What is required: Output the data that follows exactly, line for line.

■ ■ ■

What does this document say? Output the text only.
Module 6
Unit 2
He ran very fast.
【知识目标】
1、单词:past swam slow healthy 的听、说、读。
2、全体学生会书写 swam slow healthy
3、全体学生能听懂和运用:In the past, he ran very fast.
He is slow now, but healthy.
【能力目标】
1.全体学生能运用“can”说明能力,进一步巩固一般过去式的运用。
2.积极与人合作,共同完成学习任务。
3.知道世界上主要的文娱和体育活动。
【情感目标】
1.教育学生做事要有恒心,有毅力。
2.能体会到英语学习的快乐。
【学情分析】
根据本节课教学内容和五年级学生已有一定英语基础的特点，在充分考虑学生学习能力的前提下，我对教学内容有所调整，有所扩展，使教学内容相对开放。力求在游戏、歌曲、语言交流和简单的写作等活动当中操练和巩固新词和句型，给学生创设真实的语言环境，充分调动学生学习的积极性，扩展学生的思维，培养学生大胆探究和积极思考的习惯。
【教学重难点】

■ ■ ■

Response to this task:
What does this document say? Output the text only.
Module 6
Unit 2
He ran very fast.
【知识目标】
1、单词:past swam slow healthy 的听、说、读。
2、全体学生会书写 swam slow healthy
3、全体学生能听懂和运用:In the past, he ran very fast.
He is slow now, but healthy.
【能力目标】
1.全体学生能运用“can”说明能力,进一步巩固一般过去式的运用。
2.积极与人合作,共同完成学习任务。
3.知道世界上主要的文娱和体育活动。
【情感目标】
1.教育学生做事要有恒心,有毅力。
2.能体会到英语学习的快乐。
【学情分析】
根据本节课教学内容和五年级学生已有一定英语基础的特点，在充分考虑学生学习能力的前提下，我对教学内容有所调整，有所扩展，使教学内容相对开放。力求在游戏、歌曲、语言交流和简单的写作等活动当中操练和巩固新词和句型，给学生创设真实的语言环境，充分调动学生学习的积极性，扩展学生的思维，培养学生大胆探究和积极思考的习惯。
【教学重难点】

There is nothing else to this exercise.